***** Given records

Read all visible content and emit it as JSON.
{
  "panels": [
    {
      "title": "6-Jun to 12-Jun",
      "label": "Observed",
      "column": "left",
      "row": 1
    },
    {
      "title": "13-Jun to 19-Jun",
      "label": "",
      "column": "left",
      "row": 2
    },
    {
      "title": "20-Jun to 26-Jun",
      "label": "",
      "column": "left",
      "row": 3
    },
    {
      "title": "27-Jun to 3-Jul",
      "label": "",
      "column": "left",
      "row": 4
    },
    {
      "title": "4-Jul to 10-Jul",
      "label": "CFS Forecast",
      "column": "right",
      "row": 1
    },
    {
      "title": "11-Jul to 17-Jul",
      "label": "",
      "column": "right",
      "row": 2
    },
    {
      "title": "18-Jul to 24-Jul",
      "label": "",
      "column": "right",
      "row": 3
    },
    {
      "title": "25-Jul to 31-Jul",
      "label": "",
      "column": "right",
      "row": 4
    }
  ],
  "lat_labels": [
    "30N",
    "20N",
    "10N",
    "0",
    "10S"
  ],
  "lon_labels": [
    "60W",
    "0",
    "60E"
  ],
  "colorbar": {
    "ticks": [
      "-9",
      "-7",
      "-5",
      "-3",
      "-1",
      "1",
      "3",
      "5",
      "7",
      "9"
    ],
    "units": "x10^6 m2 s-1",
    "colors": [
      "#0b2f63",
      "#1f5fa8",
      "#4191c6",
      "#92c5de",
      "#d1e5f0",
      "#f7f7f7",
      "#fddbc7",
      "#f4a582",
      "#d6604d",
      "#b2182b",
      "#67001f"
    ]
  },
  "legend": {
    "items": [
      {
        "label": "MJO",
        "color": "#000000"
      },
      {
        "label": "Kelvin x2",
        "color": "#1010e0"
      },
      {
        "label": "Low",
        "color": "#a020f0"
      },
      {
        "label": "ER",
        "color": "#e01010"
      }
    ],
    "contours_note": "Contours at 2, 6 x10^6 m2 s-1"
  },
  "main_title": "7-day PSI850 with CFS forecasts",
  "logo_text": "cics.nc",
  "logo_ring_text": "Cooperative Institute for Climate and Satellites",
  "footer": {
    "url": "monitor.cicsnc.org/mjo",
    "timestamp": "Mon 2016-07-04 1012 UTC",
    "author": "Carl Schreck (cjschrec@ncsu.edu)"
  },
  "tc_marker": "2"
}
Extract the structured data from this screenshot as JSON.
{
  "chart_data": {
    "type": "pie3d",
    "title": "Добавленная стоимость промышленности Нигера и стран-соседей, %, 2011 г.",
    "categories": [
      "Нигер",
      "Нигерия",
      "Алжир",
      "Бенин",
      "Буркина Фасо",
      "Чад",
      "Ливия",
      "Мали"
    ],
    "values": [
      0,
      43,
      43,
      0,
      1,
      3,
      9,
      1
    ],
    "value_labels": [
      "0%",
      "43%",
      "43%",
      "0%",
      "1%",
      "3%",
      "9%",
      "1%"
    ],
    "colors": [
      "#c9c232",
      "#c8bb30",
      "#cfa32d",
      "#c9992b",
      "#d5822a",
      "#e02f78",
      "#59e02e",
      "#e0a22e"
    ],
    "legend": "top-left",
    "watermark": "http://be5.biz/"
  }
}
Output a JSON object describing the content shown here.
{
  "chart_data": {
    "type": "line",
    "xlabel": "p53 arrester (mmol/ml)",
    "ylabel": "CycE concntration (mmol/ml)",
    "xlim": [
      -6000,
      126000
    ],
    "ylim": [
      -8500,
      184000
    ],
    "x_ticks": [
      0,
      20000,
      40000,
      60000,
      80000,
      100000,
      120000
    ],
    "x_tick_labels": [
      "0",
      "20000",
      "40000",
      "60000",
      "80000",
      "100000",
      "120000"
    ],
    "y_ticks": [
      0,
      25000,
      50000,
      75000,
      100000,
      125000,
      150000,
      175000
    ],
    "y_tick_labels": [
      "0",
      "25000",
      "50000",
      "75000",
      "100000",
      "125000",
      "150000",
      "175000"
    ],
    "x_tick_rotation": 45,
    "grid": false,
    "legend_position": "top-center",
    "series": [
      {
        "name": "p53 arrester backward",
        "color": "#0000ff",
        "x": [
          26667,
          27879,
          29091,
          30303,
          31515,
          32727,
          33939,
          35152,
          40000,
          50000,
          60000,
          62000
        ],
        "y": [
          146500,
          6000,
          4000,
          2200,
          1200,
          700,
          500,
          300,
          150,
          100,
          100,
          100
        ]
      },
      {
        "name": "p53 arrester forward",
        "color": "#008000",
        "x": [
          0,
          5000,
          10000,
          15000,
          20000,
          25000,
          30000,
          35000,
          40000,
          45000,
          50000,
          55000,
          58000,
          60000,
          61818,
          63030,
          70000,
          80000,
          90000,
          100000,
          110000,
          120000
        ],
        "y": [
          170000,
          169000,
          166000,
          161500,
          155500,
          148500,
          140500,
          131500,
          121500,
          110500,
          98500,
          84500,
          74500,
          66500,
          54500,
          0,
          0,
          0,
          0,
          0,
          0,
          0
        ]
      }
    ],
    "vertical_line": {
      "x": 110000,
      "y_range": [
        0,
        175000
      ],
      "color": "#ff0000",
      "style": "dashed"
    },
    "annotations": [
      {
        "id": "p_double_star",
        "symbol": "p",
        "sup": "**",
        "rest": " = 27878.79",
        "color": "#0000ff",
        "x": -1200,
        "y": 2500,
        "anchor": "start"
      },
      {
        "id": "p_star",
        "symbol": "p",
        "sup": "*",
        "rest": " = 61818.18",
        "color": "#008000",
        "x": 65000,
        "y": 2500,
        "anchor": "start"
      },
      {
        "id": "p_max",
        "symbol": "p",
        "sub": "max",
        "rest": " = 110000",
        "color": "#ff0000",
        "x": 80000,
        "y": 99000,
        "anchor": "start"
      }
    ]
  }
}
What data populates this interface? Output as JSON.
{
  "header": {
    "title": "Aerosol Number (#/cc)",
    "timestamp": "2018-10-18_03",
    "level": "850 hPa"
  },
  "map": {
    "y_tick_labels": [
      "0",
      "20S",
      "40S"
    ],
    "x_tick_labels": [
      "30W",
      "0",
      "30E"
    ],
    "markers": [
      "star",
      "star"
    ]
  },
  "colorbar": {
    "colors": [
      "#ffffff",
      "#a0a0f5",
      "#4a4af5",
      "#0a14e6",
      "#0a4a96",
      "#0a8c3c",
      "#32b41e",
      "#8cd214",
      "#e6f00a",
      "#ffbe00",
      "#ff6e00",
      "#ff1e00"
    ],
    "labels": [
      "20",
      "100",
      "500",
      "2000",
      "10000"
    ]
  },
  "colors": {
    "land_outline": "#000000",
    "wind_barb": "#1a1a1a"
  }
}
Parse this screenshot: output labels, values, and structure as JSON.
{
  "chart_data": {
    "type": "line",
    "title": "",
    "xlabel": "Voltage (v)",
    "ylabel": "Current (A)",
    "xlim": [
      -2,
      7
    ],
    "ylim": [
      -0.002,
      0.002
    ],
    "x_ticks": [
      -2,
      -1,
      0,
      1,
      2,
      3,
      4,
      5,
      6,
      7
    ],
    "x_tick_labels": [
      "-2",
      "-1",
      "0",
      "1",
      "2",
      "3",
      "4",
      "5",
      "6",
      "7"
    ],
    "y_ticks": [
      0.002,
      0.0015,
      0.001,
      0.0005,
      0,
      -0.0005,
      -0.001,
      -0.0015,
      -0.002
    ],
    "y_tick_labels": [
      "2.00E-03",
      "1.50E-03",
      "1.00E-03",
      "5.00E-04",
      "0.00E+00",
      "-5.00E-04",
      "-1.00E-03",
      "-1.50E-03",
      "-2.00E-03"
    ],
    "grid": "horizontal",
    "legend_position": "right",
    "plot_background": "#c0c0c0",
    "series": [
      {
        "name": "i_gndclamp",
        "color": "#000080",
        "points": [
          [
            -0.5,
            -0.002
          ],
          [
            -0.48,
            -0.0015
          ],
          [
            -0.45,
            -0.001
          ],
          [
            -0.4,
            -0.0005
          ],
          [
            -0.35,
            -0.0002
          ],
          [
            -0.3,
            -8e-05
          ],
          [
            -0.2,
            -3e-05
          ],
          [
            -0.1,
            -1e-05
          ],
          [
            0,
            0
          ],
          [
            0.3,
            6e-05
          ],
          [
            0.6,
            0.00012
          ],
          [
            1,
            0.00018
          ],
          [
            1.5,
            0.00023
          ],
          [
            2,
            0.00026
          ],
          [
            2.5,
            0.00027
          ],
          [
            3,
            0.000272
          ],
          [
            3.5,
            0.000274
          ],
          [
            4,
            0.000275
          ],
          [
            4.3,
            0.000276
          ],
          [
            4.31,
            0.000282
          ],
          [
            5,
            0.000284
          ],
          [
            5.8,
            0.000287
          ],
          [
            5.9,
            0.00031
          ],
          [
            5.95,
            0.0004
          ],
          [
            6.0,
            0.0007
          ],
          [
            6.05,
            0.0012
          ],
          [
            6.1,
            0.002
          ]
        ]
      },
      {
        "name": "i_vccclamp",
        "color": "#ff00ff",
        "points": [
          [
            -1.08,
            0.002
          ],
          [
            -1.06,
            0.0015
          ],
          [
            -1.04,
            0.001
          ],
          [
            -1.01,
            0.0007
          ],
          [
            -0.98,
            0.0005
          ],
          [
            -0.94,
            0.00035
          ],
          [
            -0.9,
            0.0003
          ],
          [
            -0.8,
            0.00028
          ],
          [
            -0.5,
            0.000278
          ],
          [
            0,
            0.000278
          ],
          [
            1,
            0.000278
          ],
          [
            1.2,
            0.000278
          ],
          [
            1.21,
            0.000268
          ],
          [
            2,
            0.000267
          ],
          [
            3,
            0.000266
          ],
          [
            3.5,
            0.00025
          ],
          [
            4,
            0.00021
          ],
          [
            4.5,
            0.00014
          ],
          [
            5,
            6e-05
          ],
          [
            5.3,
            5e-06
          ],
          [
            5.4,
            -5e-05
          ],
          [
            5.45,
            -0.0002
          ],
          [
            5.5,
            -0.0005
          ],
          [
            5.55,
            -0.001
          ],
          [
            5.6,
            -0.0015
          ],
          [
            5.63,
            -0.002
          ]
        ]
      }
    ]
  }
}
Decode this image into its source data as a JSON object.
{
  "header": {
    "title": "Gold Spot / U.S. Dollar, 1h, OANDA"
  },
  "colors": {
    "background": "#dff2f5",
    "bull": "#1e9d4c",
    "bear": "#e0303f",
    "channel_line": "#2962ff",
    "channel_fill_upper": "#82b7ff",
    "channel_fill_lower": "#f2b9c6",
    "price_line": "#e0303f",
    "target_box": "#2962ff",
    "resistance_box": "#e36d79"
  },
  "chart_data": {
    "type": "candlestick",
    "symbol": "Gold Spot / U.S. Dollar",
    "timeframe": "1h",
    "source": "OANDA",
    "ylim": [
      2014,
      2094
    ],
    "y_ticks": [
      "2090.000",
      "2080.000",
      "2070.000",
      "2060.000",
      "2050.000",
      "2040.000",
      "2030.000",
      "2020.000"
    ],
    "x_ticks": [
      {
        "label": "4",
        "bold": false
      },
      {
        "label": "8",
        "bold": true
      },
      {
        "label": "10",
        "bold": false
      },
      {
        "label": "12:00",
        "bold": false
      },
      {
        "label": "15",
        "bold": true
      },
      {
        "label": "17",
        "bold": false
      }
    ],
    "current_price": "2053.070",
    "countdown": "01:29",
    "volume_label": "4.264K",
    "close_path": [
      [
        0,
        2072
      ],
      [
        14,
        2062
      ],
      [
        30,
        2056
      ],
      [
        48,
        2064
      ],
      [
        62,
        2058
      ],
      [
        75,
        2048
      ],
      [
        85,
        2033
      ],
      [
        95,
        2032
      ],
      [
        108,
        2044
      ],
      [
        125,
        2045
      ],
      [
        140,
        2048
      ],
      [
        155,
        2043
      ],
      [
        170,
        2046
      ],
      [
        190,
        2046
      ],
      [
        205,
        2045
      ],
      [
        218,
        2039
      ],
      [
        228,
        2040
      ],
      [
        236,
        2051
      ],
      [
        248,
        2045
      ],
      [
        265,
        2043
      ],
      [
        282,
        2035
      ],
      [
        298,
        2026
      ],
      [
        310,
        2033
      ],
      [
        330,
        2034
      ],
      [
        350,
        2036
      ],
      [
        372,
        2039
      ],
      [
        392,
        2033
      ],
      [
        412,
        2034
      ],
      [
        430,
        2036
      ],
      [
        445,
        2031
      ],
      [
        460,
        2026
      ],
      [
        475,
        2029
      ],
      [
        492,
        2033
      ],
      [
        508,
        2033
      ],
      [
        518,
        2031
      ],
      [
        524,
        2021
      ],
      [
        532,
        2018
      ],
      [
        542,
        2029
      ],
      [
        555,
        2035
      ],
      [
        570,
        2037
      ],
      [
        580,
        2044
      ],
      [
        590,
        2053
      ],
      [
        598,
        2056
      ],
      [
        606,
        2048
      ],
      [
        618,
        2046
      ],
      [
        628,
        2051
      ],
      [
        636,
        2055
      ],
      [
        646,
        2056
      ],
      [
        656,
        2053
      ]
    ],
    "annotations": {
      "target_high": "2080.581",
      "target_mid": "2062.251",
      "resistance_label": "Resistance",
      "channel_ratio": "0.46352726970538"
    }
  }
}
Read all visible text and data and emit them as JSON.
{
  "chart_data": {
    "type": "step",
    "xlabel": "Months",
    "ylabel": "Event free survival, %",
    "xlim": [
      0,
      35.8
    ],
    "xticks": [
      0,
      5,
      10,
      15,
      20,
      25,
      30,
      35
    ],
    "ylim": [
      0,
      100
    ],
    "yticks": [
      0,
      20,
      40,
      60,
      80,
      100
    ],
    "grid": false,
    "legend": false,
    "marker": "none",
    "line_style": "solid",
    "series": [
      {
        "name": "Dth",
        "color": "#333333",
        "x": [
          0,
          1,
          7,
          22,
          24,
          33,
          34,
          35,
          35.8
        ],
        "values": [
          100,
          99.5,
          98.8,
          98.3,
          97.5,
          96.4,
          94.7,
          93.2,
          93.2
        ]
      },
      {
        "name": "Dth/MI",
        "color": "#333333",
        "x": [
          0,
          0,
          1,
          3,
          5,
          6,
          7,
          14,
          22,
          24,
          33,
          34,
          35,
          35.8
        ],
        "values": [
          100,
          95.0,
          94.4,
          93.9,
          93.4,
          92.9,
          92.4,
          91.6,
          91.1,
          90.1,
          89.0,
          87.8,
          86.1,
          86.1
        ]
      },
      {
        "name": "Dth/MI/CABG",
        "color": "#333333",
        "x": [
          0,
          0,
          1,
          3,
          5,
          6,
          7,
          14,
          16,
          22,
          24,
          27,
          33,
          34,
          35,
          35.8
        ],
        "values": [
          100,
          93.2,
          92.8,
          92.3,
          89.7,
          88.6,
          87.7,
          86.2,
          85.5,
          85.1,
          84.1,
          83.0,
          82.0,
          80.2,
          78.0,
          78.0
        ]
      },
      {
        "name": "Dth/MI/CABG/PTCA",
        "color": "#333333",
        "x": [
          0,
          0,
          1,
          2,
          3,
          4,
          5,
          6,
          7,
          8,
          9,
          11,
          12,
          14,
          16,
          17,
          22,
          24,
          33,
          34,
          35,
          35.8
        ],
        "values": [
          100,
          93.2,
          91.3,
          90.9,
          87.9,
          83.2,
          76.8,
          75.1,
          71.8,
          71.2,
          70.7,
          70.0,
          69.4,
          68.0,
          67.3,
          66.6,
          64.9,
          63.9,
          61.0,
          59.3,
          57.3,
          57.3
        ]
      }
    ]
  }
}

**********

▸ Short exercise: Gather, from the listing above, every line carrying the word "timestamp".

▸ Answer to the task:
    "timestamp": "Mon 2016-07-04 1012 UTC",
    "timestamp": "2018-10-18_03",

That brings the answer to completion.